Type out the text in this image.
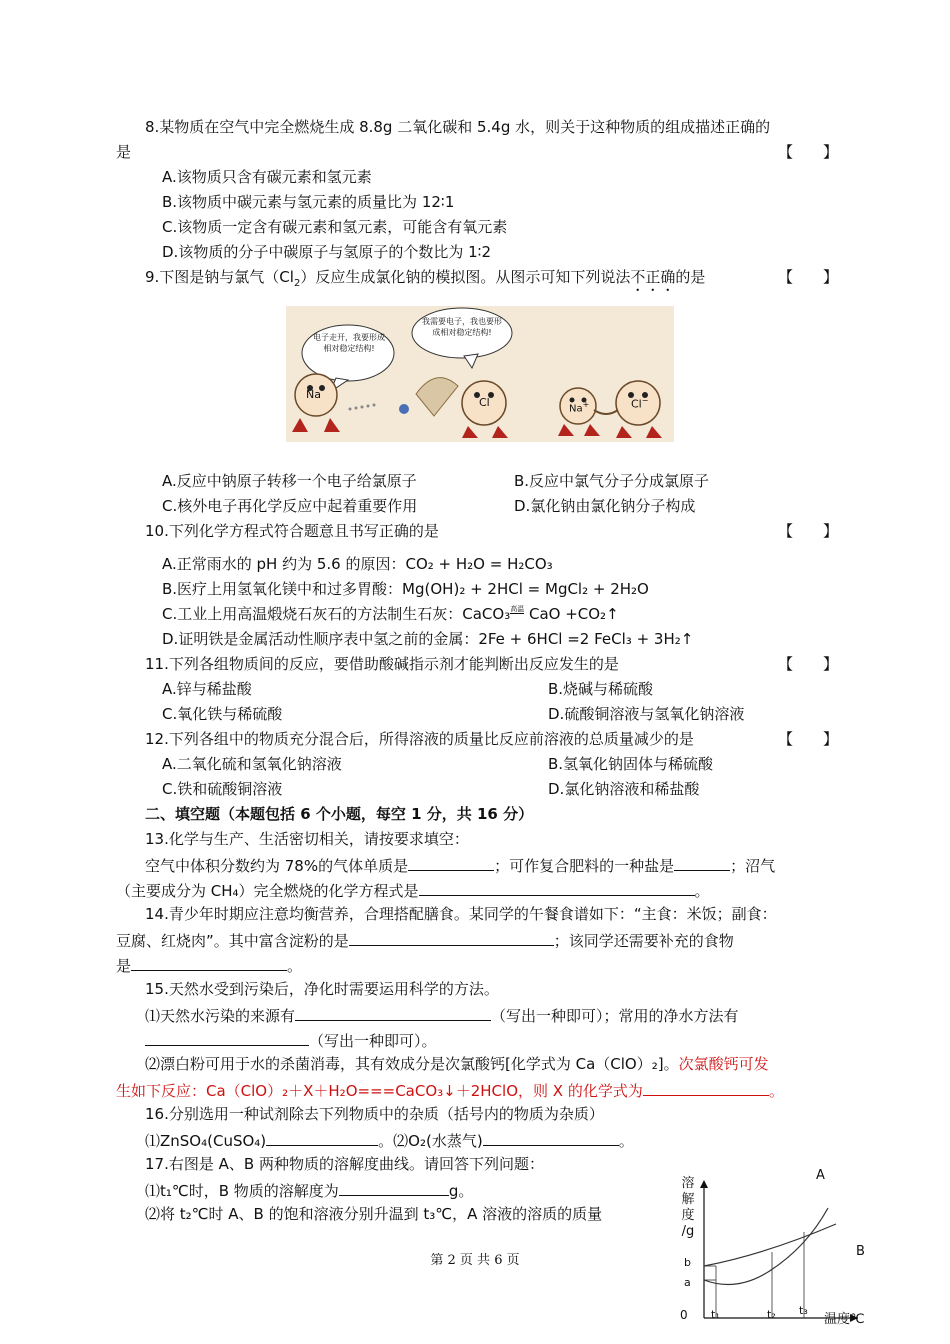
8.某物质在空气中完全燃烧生成 8.8g 二氧化碳和 5.4g 水，则关于这种物质的组成描述正确的
是	【　　】
A.该物质只含有碳元素和氢元素
B.该物质中碳元素与氢元素的质量比为 12∶1
C.该物质一定含有碳元素和氢元素，可能含有氧元素
D.该物质的分子中碳原子与氢原子的个数比为 1∶2
9.下图是钠与氯气$(Cl_2)$反应生成氯化钠的模拟图。从图示可知下列说法不正确的是	【　　】
电子走开，我要形成相对稳定结构!
我需要电子，我也要形成相对稳定结构!
Na
Cl	Na+	Cl−
A.反应中钠原子转移一个电子给氯原子	B.反应中氯气分子分成氯原子
C.核外电子再化学反应中起着重要作用	D.氯化钠由氯化钠分子构成
10.下列化学方程式符合题意且书写正确的是	【　　】
A.正常雨水的 pH 约为 5.6 的原因：CO₂ + H₂O = H₂CO₃
B.医疗上用氢氧化镁中和过多胃酸：Mg(OH)₂ + 2HCl = MgCl₂ + 2H₂O
C.工业上用高温煅烧石灰石的方法制生石灰：CaCO₃高温 CaO +CO₂↑
D.证明铁是金属活动性顺序表中氢之前的金属：2Fe + 6HCl =2 FeCl₃ + 3H₂↑
11.下列各组物质间的反应，要借助酸碱指示剂才能判断出反应发生的是	【　　】
A.锌与稀盐酸	B.烧碱与稀硫酸
C.氧化铁与稀硫酸	D.硫酸铜溶液与氢氧化钠溶液
12.下列各组中的物质充分混合后，所得溶液的质量比反应前溶液的总质量减少的是	【　　】
A.二氧化硫和氢氧化钠溶液	B.氢氧化钠固体与稀硫酸
C.铁和硫酸铜溶液	D.氯化钠溶液和稀盐酸
二、填空题（本题包括 6 个小题，每空 1 分，共 16 分）
13.化学与生产、生活密切相关，请按要求填空：
空气中体积分数约为 78%的气体单质是	；可作复合肥料的一种盐是	；沼气
（主要成分为 CH₄）完全燃烧的化学方程式是	。
14.青少年时期应注意均衡营养，合理搭配膳食。某同学的午餐食谱如下：“主食：米饭；副食：
豆腐、红烧肉”。其中富含淀粉的是	；该同学还需要补充的食物
是	。
15.天然水受到污染后，净化时需要运用科学的方法。
⑴天然水污染的来源有	（写出一种即可）；常用的净水方法有
（写出一种即可）。
⑵漂白粉可用于水的杀菌消毒，其有效成分是次氯酸钙[化学式为 Ca（ClO）₂]。次氯酸钙可发
生如下反应：Ca（ClO）₂＋X＋H₂O===CaCO₃↓＋2HClO，则 X 的化学式为	。
16.分别选用一种试剂除去下列物质中的杂质（括号内的物质为杂质）
⑴ZnSO₄(CuSO₄)	。⑵O₂(水蒸气)	。
17.右图是 A、B 两种物质的溶解度曲线。请回答下列问题：
⑴t₁℃时，B 物质的溶解度为	g。
⑵将 t₂℃时 A、B 的饱和溶液分别升温到 t₃℃，A 溶液的溶质的质量
溶
解
度
/g
温度℃
0
b
a
t₁	t₂ t₃
A
B
第 2 页 共 6 页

### Written problem
Write the records out once more, exactly as they appear, with no pictures.

### Response to this exercise
Type out the text in this image.
8.某物质在空气中完全燃烧生成 8.8g 二氧化碳和 5.4g 水，则关于这种物质的组成描述正确的
是	【　　】
A.该物质只含有碳元素和氢元素
B.该物质中碳元素与氢元素的质量比为 12∶1
C.该物质一定含有碳元素和氢元素，可能含有氧元素
D.该物质的分子中碳原子与氢原子的个数比为 1∶2
9.下图是钠与氯气$(Cl_2)$反应生成氯化钠的模拟图。从图示可知下列说法不正确的是	【　　】
电子走开，我要形成相对稳定结构!
我需要电子，我也要形成相对稳定结构!
Na
Cl	Na+	Cl−
A.反应中钠原子转移一个电子给氯原子	B.反应中氯气分子分成氯原子
C.核外电子再化学反应中起着重要作用	D.氯化钠由氯化钠分子构成
10.下列化学方程式符合题意且书写正确的是	【　　】
A.正常雨水的 pH 约为 5.6 的原因：CO₂ + H₂O = H₂CO₃
B.医疗上用氢氧化镁中和过多胃酸：Mg(OH)₂ + 2HCl = MgCl₂ + 2H₂O
C.工业上用高温煅烧石灰石的方法制生石灰：CaCO₃高温 CaO +CO₂↑
D.证明铁是金属活动性顺序表中氢之前的金属：2Fe + 6HCl =2 FeCl₃ + 3H₂↑
11.下列各组物质间的反应，要借助酸碱指示剂才能判断出反应发生的是	【　　】
A.锌与稀盐酸	B.烧碱与稀硫酸
C.氧化铁与稀硫酸	D.硫酸铜溶液与氢氧化钠溶液
12.下列各组中的物质充分混合后，所得溶液的质量比反应前溶液的总质量减少的是	【　　】
A.二氧化硫和氢氧化钠溶液	B.氢氧化钠固体与稀硫酸
C.铁和硫酸铜溶液	D.氯化钠溶液和稀盐酸
二、填空题（本题包括 6 个小题，每空 1 分，共 16 分）
13.化学与生产、生活密切相关，请按要求填空：
空气中体积分数约为 78%的气体单质是	；可作复合肥料的一种盐是	；沼气
（主要成分为 CH₄）完全燃烧的化学方程式是	。
14.青少年时期应注意均衡营养，合理搭配膳食。某同学的午餐食谱如下：“主食：米饭；副食：
豆腐、红烧肉”。其中富含淀粉的是	；该同学还需要补充的食物
是	。
15.天然水受到污染后，净化时需要运用科学的方法。
⑴天然水污染的来源有	（写出一种即可）；常用的净水方法有
（写出一种即可）。
⑵漂白粉可用于水的杀菌消毒，其有效成分是次氯酸钙[化学式为 Ca（ClO）₂]。次氯酸钙可发
生如下反应：Ca（ClO）₂＋X＋H₂O===CaCO₃↓＋2HClO，则 X 的化学式为	。
16.分别选用一种试剂除去下列物质中的杂质（括号内的物质为杂质）
⑴ZnSO₄(CuSO₄)	。⑵O₂(水蒸气)	。
17.右图是 A、B 两种物质的溶解度曲线。请回答下列问题：
⑴t₁℃时，B 物质的溶解度为	g。
⑵将 t₂℃时 A、B 的饱和溶液分别升温到 t₃℃，A 溶液的溶质的质量
溶
解
度
/g
温度℃
0
b
a
t₁	t₂ t₃
A
B
第 2 页 共 6 页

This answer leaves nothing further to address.